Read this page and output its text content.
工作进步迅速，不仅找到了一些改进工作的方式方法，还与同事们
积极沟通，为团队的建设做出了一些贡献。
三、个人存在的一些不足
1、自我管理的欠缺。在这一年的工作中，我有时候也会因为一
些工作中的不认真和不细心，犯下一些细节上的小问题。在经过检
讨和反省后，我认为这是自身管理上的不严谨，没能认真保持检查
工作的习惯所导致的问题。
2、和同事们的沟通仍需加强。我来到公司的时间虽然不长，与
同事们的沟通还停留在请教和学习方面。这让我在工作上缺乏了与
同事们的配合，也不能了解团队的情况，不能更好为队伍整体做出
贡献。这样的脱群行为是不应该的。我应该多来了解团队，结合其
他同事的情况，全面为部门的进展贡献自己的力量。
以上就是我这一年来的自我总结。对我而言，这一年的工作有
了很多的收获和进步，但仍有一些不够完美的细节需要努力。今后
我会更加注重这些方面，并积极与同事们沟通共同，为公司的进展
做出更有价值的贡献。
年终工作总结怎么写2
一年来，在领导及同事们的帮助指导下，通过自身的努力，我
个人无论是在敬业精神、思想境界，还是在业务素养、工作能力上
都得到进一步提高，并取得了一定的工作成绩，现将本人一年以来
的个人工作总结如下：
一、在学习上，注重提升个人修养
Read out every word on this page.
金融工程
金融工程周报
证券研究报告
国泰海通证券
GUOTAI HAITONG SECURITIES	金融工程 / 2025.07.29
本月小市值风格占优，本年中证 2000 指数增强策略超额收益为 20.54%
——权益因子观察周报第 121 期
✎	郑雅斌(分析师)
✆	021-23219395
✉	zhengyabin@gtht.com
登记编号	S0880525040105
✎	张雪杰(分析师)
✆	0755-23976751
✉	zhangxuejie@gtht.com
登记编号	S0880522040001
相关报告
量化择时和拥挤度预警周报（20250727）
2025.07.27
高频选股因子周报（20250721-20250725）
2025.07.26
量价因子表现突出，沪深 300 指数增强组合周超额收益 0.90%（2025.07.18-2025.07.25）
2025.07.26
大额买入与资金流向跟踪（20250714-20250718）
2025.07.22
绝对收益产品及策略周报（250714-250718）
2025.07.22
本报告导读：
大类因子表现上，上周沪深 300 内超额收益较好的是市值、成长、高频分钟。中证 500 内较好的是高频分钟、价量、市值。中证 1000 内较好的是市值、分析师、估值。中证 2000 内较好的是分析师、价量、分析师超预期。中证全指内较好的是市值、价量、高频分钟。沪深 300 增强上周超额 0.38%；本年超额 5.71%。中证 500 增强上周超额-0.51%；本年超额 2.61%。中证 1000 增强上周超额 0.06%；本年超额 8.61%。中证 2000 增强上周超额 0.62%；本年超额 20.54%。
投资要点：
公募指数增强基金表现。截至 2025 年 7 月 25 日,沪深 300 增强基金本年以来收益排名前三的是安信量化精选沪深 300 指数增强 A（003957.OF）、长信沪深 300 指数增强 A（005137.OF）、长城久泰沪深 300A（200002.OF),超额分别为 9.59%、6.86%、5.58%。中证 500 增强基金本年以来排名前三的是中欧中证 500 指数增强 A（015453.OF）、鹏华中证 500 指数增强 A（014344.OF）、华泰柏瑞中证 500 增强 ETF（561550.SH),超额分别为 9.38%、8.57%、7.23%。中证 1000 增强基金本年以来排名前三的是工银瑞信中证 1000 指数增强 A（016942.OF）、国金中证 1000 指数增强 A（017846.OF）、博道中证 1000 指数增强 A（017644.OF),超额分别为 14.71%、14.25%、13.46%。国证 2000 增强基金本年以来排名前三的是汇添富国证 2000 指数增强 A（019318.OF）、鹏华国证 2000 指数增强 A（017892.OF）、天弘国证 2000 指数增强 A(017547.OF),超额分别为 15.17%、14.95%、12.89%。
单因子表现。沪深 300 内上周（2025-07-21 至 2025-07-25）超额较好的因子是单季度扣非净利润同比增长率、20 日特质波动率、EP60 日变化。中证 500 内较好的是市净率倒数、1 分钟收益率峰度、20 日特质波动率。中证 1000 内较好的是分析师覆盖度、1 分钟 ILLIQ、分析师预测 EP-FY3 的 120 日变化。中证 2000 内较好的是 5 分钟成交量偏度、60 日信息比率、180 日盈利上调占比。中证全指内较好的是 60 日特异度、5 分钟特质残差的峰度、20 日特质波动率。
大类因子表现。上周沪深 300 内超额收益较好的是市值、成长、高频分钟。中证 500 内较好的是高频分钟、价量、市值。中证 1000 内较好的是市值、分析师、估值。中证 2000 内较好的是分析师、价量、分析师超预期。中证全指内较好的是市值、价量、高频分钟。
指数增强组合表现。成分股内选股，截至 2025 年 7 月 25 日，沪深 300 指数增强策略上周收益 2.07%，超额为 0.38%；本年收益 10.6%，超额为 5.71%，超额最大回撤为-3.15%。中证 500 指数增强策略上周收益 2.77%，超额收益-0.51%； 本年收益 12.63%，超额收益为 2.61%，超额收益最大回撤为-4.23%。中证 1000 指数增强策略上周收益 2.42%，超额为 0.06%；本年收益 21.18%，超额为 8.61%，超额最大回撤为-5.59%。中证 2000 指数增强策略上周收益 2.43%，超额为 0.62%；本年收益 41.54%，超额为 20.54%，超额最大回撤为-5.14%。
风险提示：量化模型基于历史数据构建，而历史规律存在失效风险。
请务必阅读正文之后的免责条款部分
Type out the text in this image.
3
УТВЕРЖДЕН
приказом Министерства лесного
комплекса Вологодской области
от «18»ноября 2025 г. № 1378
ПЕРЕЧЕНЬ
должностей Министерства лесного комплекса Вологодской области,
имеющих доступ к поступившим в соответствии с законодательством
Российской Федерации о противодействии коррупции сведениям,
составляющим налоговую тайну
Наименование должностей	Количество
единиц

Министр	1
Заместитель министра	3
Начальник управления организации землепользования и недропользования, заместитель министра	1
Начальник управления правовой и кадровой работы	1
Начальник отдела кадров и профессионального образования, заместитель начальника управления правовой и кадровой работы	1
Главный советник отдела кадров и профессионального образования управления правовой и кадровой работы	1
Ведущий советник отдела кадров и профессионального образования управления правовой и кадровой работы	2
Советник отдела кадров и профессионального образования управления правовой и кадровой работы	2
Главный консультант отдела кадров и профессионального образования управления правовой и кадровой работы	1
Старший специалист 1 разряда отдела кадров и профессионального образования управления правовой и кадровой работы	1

What the task requires> Extract, from the listing above, every line where the string "page" occurs.

Output for this task>
Read this page and output its text content.
Read out every word on this page.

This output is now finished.